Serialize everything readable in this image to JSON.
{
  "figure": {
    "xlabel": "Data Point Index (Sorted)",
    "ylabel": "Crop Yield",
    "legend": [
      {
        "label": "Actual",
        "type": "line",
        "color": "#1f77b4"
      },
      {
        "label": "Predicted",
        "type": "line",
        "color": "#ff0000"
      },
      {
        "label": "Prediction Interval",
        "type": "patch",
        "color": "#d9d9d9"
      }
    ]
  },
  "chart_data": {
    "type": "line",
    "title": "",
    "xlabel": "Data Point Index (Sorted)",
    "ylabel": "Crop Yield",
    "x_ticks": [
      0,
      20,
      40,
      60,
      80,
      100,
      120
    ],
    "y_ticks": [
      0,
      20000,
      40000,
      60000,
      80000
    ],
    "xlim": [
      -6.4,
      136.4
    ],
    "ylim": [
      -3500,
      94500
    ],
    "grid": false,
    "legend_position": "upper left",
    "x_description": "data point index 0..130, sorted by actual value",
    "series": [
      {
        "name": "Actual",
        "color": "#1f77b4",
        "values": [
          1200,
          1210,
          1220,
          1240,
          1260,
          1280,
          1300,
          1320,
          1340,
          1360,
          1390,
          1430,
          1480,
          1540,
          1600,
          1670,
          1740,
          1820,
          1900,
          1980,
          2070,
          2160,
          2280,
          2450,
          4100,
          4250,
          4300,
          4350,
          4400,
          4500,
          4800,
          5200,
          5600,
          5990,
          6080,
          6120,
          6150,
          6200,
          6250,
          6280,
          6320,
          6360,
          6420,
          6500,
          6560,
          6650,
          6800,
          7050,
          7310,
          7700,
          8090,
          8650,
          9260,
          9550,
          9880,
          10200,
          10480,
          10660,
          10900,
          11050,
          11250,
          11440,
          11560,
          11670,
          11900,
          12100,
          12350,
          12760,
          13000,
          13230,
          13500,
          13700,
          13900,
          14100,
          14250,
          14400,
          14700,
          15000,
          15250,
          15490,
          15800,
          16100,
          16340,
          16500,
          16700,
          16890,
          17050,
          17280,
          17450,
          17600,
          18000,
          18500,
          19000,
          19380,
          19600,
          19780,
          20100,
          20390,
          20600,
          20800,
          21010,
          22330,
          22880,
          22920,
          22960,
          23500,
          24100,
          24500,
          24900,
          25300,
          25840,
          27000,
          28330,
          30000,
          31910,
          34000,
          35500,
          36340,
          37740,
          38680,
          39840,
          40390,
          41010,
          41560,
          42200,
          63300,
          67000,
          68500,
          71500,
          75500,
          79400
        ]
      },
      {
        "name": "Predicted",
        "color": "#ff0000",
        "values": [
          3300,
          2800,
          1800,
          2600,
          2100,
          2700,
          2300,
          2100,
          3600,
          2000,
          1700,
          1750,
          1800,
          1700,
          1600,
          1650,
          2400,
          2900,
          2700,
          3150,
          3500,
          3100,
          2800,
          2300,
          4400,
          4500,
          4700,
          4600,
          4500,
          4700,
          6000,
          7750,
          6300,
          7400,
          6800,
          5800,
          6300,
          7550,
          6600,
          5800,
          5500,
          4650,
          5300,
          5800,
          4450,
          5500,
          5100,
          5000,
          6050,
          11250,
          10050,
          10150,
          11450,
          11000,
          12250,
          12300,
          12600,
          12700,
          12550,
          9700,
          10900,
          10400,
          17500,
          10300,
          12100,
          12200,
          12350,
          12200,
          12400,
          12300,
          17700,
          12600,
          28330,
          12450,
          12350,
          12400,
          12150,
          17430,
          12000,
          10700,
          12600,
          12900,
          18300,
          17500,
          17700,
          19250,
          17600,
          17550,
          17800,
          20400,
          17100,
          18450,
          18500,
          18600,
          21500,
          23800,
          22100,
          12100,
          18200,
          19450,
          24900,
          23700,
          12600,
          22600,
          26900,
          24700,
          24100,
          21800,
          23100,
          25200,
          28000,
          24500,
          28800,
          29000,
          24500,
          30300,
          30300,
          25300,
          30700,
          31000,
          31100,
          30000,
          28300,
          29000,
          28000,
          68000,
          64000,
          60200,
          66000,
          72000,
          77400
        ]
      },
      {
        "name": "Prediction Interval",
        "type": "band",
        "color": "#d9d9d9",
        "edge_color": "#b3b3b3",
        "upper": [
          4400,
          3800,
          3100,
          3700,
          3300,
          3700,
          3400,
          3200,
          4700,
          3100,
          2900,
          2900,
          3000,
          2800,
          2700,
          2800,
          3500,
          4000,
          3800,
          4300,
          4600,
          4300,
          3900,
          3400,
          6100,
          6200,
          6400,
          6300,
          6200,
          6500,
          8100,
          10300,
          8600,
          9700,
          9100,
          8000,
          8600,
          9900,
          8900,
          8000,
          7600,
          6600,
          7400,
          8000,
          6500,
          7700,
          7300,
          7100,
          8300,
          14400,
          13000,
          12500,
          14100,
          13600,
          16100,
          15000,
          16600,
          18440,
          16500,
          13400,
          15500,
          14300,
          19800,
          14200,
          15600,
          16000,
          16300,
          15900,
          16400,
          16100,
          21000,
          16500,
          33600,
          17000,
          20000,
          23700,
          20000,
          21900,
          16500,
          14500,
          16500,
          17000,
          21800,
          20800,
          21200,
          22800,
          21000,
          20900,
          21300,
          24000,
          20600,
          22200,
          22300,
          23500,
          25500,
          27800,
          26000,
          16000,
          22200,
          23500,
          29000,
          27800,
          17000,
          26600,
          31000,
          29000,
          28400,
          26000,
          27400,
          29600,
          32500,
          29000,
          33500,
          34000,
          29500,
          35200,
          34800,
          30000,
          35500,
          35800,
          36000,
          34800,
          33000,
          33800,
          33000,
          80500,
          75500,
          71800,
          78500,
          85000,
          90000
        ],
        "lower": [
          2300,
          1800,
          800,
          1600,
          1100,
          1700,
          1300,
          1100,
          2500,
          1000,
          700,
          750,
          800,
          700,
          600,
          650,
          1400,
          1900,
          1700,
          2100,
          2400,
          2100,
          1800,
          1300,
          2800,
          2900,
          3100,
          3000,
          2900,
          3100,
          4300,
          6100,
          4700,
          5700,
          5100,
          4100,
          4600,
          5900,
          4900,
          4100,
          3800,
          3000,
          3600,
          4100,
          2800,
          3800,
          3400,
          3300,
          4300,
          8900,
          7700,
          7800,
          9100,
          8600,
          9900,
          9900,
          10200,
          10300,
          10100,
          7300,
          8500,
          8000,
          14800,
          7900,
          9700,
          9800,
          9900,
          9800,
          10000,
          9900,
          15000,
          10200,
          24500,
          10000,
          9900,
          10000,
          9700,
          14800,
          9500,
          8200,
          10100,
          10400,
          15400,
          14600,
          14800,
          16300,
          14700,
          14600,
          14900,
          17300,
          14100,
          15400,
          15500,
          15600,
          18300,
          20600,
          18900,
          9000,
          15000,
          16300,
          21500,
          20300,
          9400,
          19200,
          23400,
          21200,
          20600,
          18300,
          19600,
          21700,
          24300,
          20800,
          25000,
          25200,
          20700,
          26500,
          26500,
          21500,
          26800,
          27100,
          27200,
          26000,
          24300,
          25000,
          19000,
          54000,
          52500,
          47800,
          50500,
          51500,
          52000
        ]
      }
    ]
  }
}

:::::

» **WHAT IS REQUIRED**
Return the entries above exactly, each one complete.

» **THE RESPONSE**
Serialize everything readable in this image to JSON.
{
  "figure": {
    "xlabel": "Data Point Index (Sorted)",
    "ylabel": "Crop Yield",
    "legend": [
      {
        "label": "Actual",
        "type": "line",
        "color": "#1f77b4"
      },
      {
        "label": "Predicted",
        "type": "line",
        "color": "#ff0000"
      },
      {
        "label": "Prediction Interval",
        "type": "patch",
        "color": "#d9d9d9"
      }
    ]
  },
  "chart_data": {
    "type": "line",
    "title": "",
    "xlabel": "Data Point Index (Sorted)",
    "ylabel": "Crop Yield",
    "x_ticks": [
      0,
      20,
      40,
      60,
      80,
      100,
      120
    ],
    "y_ticks": [
      0,
      20000,
      40000,
      60000,
      80000
    ],
    "xlim": [
      -6.4,
      136.4
    ],
    "ylim": [
      -3500,
      94500
    ],
    "grid": false,
    "legend_position": "upper left",
    "x_description": "data point index 0..130, sorted by actual value",
    "series": [
      {
        "name": "Actual",
        "color": "#1f77b4",
        "values": [
          1200,
          1210,
          1220,
          1240,
          1260,
          1280,
          1300,
          1320,
          1340,
          1360,
          1390,
          1430,
          1480,
          1540,
          1600,
          1670,
          1740,
          1820,
          1900,
          1980,
          2070,
          2160,
          2280,
          2450,
          4100,
          4250,
          4300,
          4350,
          4400,
          4500,
          4800,
          5200,
          5600,
          5990,
          6080,
          6120,
          6150,
          6200,
          6250,
          6280,
          6320,
          6360,
          6420,
          6500,
          6560,
          6650,
          6800,
          7050,
          7310,
          7700,
          8090,
          8650,
          9260,
          9550,
          9880,
          10200,
          10480,
          10660,
          10900,
          11050,
          11250,
          11440,
          11560,
          11670,
          11900,
          12100,
          12350,
          12760,
          13000,
          13230,
          13500,
          13700,
          13900,
          14100,
          14250,
          14400,
          14700,
          15000,
          15250,
          15490,
          15800,
          16100,
          16340,
          16500,
          16700,
          16890,
          17050,
          17280,
          17450,
          17600,
          18000,
          18500,
          19000,
          19380,
          19600,
          19780,
          20100,
          20390,
          20600,
          20800,
          21010,
          22330,
          22880,
          22920,
          22960,
          23500,
          24100,
          24500,
          24900,
          25300,
          25840,
          27000,
          28330,
          30000,
          31910,
          34000,
          35500,
          36340,
          37740,
          38680,
          39840,
          40390,
          41010,
          41560,
          42200,
          63300,
          67000,
          68500,
          71500,
          75500,
          79400
        ]
      },
      {
        "name": "Predicted",
        "color": "#ff0000",
        "values": [
          3300,
          2800,
          1800,
          2600,
          2100,
          2700,
          2300,
          2100,
          3600,
          2000,
          1700,
          1750,
          1800,
          1700,
          1600,
          1650,
          2400,
          2900,
          2700,
          3150,
          3500,
          3100,
          2800,
          2300,
          4400,
          4500,
          4700,
          4600,
          4500,
          4700,
          6000,
          7750,
          6300,
          7400,
          6800,
          5800,
          6300,
          7550,
          6600,
          5800,
          5500,
          4650,
          5300,
          5800,
          4450,
          5500,
          5100,
          5000,
          6050,
          11250,
          10050,
          10150,
          11450,
          11000,
          12250,
          12300,
          12600,
          12700,
          12550,
          9700,
          10900,
          10400,
          17500,
          10300,
          12100,
          12200,
          12350,
          12200,
          12400,
          12300,
          17700,
          12600,
          28330,
          12450,
          12350,
          12400,
          12150,
          17430,
          12000,
          10700,
          12600,
          12900,
          18300,
          17500,
          17700,
          19250,
          17600,
          17550,
          17800,
          20400,
          17100,
          18450,
          18500,
          18600,
          21500,
          23800,
          22100,
          12100,
          18200,
          19450,
          24900,
          23700,
          12600,
          22600,
          26900,
          24700,
          24100,
          21800,
          23100,
          25200,
          28000,
          24500,
          28800,
          29000,
          24500,
          30300,
          30300,
          25300,
          30700,
          31000,
          31100,
          30000,
          28300,
          29000,
          28000,
          68000,
          64000,
          60200,
          66000,
          72000,
          77400
        ]
      },
      {
        "name": "Prediction Interval",
        "type": "band",
        "color": "#d9d9d9",
        "edge_color": "#b3b3b3",
        "upper": [
          4400,
          3800,
          3100,
          3700,
          3300,
          3700,
          3400,
          3200,
          4700,
          3100,
          2900,
          2900,
          3000,
          2800,
          2700,
          2800,
          3500,
          4000,
          3800,
          4300,
          4600,
          4300,
          3900,
          3400,
          6100,
          6200,
          6400,
          6300,
          6200,
          6500,
          8100,
          10300,
          8600,
          9700,
          9100,
          8000,
          8600,
          9900,
          8900,
          8000,
          7600,
          6600,
          7400,
          8000,
          6500,
          7700,
          7300,
          7100,
          8300,
          14400,
          13000,
          12500,
          14100,
          13600,
          16100,
          15000,
          16600,
          18440,
          16500,
          13400,
          15500,
          14300,
          19800,
          14200,
          15600,
          16000,
          16300,
          15900,
          16400,
          16100,
          21000,
          16500,
          33600,
          17000,
          20000,
          23700,
          20000,
          21900,
          16500,
          14500,
          16500,
          17000,
          21800,
          20800,
          21200,
          22800,
          21000,
          20900,
          21300,
          24000,
          20600,
          22200,
          22300,
          23500,
          25500,
          27800,
          26000,
          16000,
          22200,
          23500,
          29000,
          27800,
          17000,
          26600,
          31000,
          29000,
          28400,
          26000,
          27400,
          29600,
          32500,
          29000,
          33500,
          34000,
          29500,
          35200,
          34800,
          30000,
          35500,
          35800,
          36000,
          34800,
          33000,
          33800,
          33000,
          80500,
          75500,
          71800,
          78500,
          85000,
          90000
        ],
        "lower": [
          2300,
          1800,
          800,
          1600,
          1100,
          1700,
          1300,
          1100,
          2500,
          1000,
          700,
          750,
          800,
          700,
          600,
          650,
          1400,
          1900,
          1700,
          2100,
          2400,
          2100,
          1800,
          1300,
          2800,
          2900,
          3100,
          3000,
          2900,
          3100,
          4300,
          6100,
          4700,
          5700,
          5100,
          4100,
          4600,
          5900,
          4900,
          4100,
          3800,
          3000,
          3600,
          4100,
          2800,
          3800,
          3400,
          3300,
          4300,
          8900,
          7700,
          7800,
          9100,
          8600,
          9900,
          9900,
          10200,
          10300,
          10100,
          7300,
          8500,
          8000,
          14800,
          7900,
          9700,
          9800,
          9900,
          9800,
          10000,
          9900,
          15000,
          10200,
          24500,
          10000,
          9900,
          10000,
          9700,
          14800,
          9500,
          8200,
          10100,
          10400,
          15400,
          14600,
          14800,
          16300,
          14700,
          14600,
          14900,
          17300,
          14100,
          15400,
          15500,
          15600,
          18300,
          20600,
          18900,
          9000,
          15000,
          16300,
          21500,
          20300,
          9400,
          19200,
          23400,
          21200,
          20600,
          18300,
          19600,
          21700,
          24300,
          20800,
          25000,
          25200,
          20700,
          26500,
          26500,
          21500,
          26800,
          27100,
          27200,
          26000,
          24300,
          25000,
          19000,
          54000,
          52500,
          47800,
          50500,
          51500,
          52000
        ]
      }
    ]
  }
}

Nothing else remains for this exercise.